Report only the number of lines in this material that include the string "gebracht".

── Material supplied

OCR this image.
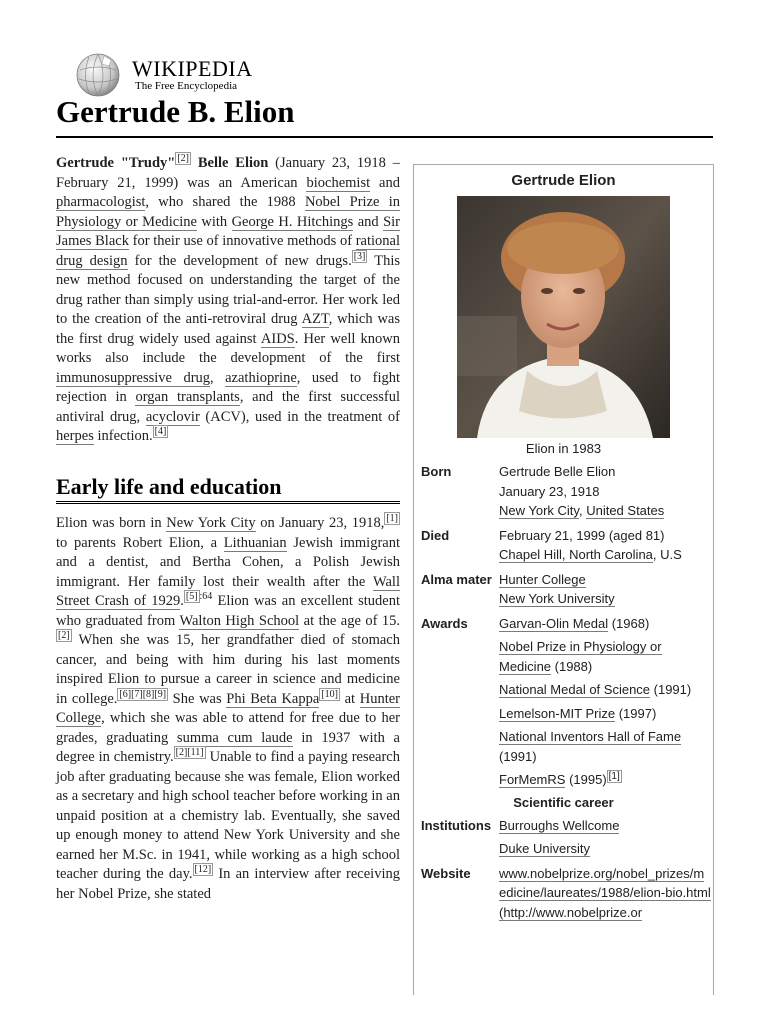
WIKIPEDIA
The Free Encyclopedia
Gertrude B. Elion

Gertrude "Trudy" [2] Belle Elion (January 23, 1918 – February 21, 1999) was an American biochemist and pharmacologist, who shared the 1988 Nobel Prize in Physiology or Medicine with George H. Hitchings and Sir James Black for their use of innovative methods of rational drug design for the development of new drugs. [3] This new method focused on understanding the target of the drug rather than simply using trial-and-error. Her work led to the creation of the anti-retroviral drug AZT, which was the first drug widely used against AIDS. Her well known works also include the development of the first immunosuppressive drug, azathioprine, used to fight rejection in organ transplants, and the first successful antiviral drug, acyclovir (ACV), used in the treatment of herpes infection. [4]

Early life and education

Elion was born in New York City on January 23, 1918, [1] to parents Robert Elion, a Lithuanian Jewish immigrant and a dentist, and Bertha Cohen, a Polish Jewish immigrant. Her family lost their wealth after the Wall Street Crash of 1929. $^{[5] :64}$ Elion was an excellent student who graduated from Walton High School at the age of 15.[2] When she was 15, her grandfather died of stomach cancer, and being with him during his last moments inspired Elion to pursue a career in science and medicine in college. [6][7][8][9] She was Phi Beta Kappa [10] at Hunter College, which she was able to attend for free due to her grades, graduating summa cum laude in 1937 with a degree in chemistry. [2][11] Unable to find a paying research job after graduating because she was female, Elion worked as a secretary and high school teacher before working in an unpaid position at a chemistry lab. Eventually, she saved up enough money to attend New York University and she earned her M.Sc. in 1941, while working as a high school teacher during the day. [12] In an interview after receiving her Nobel Prize, she stated

Gertrude Elion
Elion in 1983
Born	Gertrude Belle Elion
January 23, 1918
New York City, United States
Died	February 21, 1999 (aged 81)
Chapel Hill, North Carolina, U.S
Alma mater Hunter College
New York University
Awards	Garvan-Olin Medal (1968)
Nobel Prize in Physiology or Medicine (1988)
National Medal of Science (1991)
Lemelson-MIT Prize (1997)
National Inventors Hall of Fame (1991)
ForMemRS (1995) [1]
Scientific career
Institutions Burroughs Wellcome
Duke University
Website	www.nobelprize.org/nobel_prizes/medicine/laureates/1988/elion-bio.html (http://www.nobelprize.or
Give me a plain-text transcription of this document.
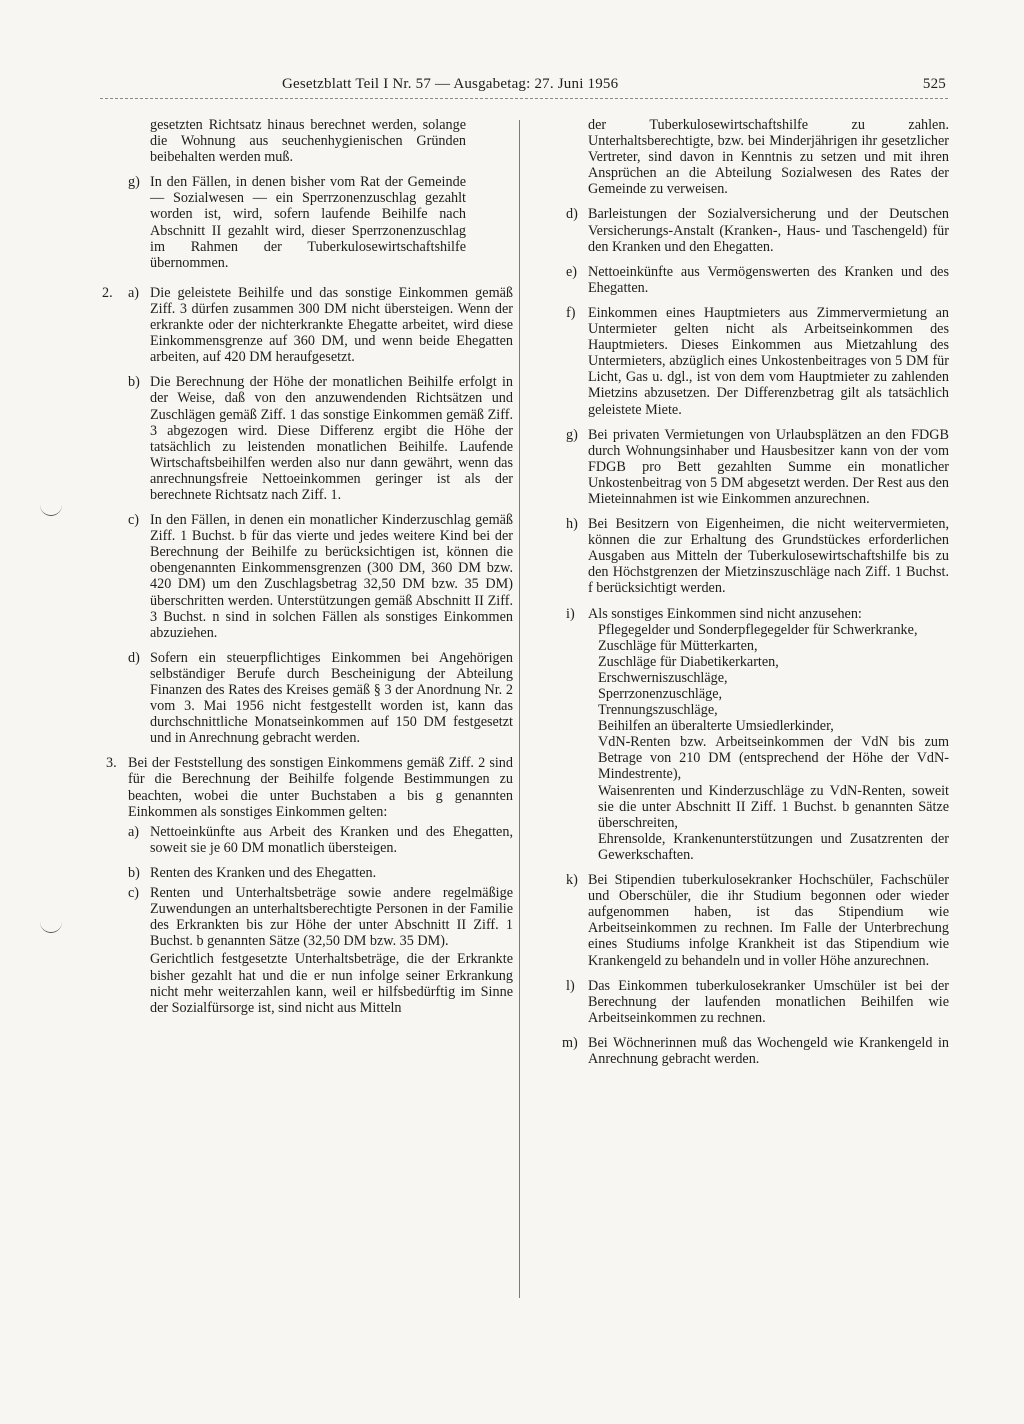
Gesetzblatt Teil I Nr. 57 — Ausgabetag: 27. Juni 1956	525

gesetzten Richtsatz hinaus berechnet werden, solange die Wohnung aus seuchenhygienischen Gründen beibehalten werden muß.

g) In den Fällen, in denen bisher vom Rat der Gemeinde — Sozialwesen — ein Sperrzonenzuschlag gezahlt worden ist, wird, sofern laufende Beihilfe nach Abschnitt II gezahlt wird, dieser Sperrzonenzuschlag im Rahmen der Tuberkulosewirtschaftshilfe übernommen.

2. a) Die geleistete Beihilfe und das sonstige Einkommen gemäß Ziff. 3 dürfen zusammen 300 DM nicht übersteigen. Wenn der erkrankte oder der nichterkrankte Ehegatte arbeitet, wird diese Einkommensgrenze auf 360 DM, und wenn beide Ehegatten arbeiten, auf 420 DM heraufgesetzt.

b) Die Berechnung der Höhe der monatlichen Beihilfe erfolgt in der Weise, daß von den anzuwendenden Richtsätzen und Zuschlägen gemäß Ziff. 1 das sonstige Einkommen gemäß Ziff. 3 abgezogen wird. Diese Differenz ergibt die Höhe der tatsächlich zu leistenden monatlichen Beihilfe. Laufende Wirtschaftsbeihilfen werden also nur dann gewährt, wenn das anrechnungsfreie Nettoeinkommen geringer ist als der berechnete Richtsatz nach Ziff. 1.

c) In den Fällen, in denen ein monatlicher Kinderzuschlag gemäß Ziff. 1 Buchst. b für das vierte und jedes weitere Kind bei der Berechnung der Beihilfe zu berücksichtigen ist, können die obengenannten Einkommensgrenzen (300 DM, 360 DM bzw. 420 DM) um den Zuschlagsbetrag 32,50 DM bzw. 35 DM) überschritten werden. Unterstützungen gemäß Abschnitt II Ziff. 3 Buchst. n sind in solchen Fällen als sonstiges Einkommen abzuziehen.

d) Sofern ein steuerpflichtiges Einkommen bei Angehörigen selbständiger Berufe durch Bescheinigung der Abteilung Finanzen des Rates des Kreises gemäß § 3 der Anordnung Nr. 2 vom 3. Mai 1956 nicht festgestellt worden ist, kann das durchschnittliche Monatseinkommen auf 150 DM festgesetzt und in Anrechnung gebracht werden.

3. Bei der Feststellung des sonstigen Einkommens gemäß Ziff. 2 sind für die Berechnung der Beihilfe folgende Bestimmungen zu beachten, wobei die unter Buchstaben a bis g genannten Einkommen als sonstiges Einkommen gelten:

a) Nettoeinkünfte aus Arbeit des Kranken und des Ehegatten, soweit sie je 60 DM monatlich übersteigen.

b) Renten des Kranken und des Ehegatten.

c) Renten und Unterhaltsbeträge sowie andere regelmäßige Zuwendungen an unterhaltsberechtigte Personen in der Familie des Erkrankten bis zur Höhe der unter Abschnitt II Ziff. 1 Buchst. b genannten Sätze (32,50 DM bzw. 35 DM).

Gerichtlich festgesetzte Unterhaltsbeträge, die der Erkrankte bisher gezahlt hat und die er nun infolge seiner Erkrankung nicht mehr weiterzahlen kann, weil er hilfsbedürftig im Sinne der Sozialfürsorge ist, sind nicht aus Mitteln

der Tuberkulosewirtschaftshilfe zu zahlen. Unterhaltsberechtigte, bzw. bei Minderjährigen ihr gesetzlicher Vertreter, sind davon in Kenntnis zu setzen und mit ihren Ansprüchen an die Abteilung Sozialwesen des Rates der Gemeinde zu verweisen.

d) Barleistungen der Sozialversicherung und der Deutschen Versicherungs-Anstalt (Kranken-, Haus- und Taschengeld) für den Kranken und den Ehegatten.

e) Nettoeinkünfte aus Vermögenswerten des Kranken und des Ehegatten.

f) Einkommen eines Hauptmieters aus Zimmervermietung an Untermieter gelten nicht als Arbeitseinkommen des Hauptmieters. Dieses Einkommen aus Mietzahlung des Untermieters, abzüglich eines Unkostenbeitrages von 5 DM für Licht, Gas u. dgl., ist von dem vom Hauptmieter zu zahlenden Mietzins abzusetzen. Der Differenzbetrag gilt als tatsächlich geleistete Miete.

g) Bei privaten Vermietungen von Urlaubsplätzen an den FDGB durch Wohnungsinhaber und Hausbesitzer kann von der vom FDGB pro Bett gezahlten Summe ein monatlicher Unkostenbeitrag von 5 DM abgesetzt werden. Der Rest aus den Mieteinnahmen ist wie Einkommen anzurechnen.

h) Bei Besitzern von Eigenheimen, die nicht weitervermieten, können die zur Erhaltung des Grundstückes erforderlichen Ausgaben aus Mitteln der Tuberkulosewirtschaftshilfe bis zu den Höchstgrenzen der Mietzinszuschläge nach Ziff. 1 Buchst. f berücksichtigt werden.

i) Als sonstiges Einkommen sind nicht anzusehen:

Pflegegelder und Sonderpflegegelder für Schwerkranke,
Zuschläge für Mütterkarten,
Zuschläge für Diabetikerkarten,
Erschwerniszuschläge,
Sperrzonenzuschläge,
Trennungszuschläge,
Beihilfen an überalterte Umsiedlerkinder,
VdN-Renten bzw. Arbeitseinkommen der VdN bis zum Betrage von 210 DM (entsprechend der Höhe der VdN-Mindestrente),
Waisenrenten und Kinderzuschläge zu VdN-Renten, soweit sie die unter Abschnitt II Ziff. 1 Buchst. b genannten Sätze überschreiten,
Ehrensolde, Krankenunterstützungen und Zusatzrenten der Gewerkschaften.
k) Bei Stipendien tuberkulosekranker Hochschüler, Fachschüler und Oberschüler, die ihr Studium begonnen oder wieder aufgenommen haben, ist das Stipendium wie Arbeitseinkommen zu rechnen. Im Falle der Unterbrechung eines Studiums infolge Krankheit ist das Stipendium wie Krankengeld zu behandeln und in voller Höhe anzurechnen.

l) Das Einkommen tuberkulosekranker Umschüler ist bei der Berechnung der laufenden monatlichen Beihilfen wie Arbeitseinkommen zu rechnen.

m) Bei Wöchnerinnen muß das Wochengeld wie Krankengeld in Anrechnung gebracht werden.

────

* [Result of the task]: 2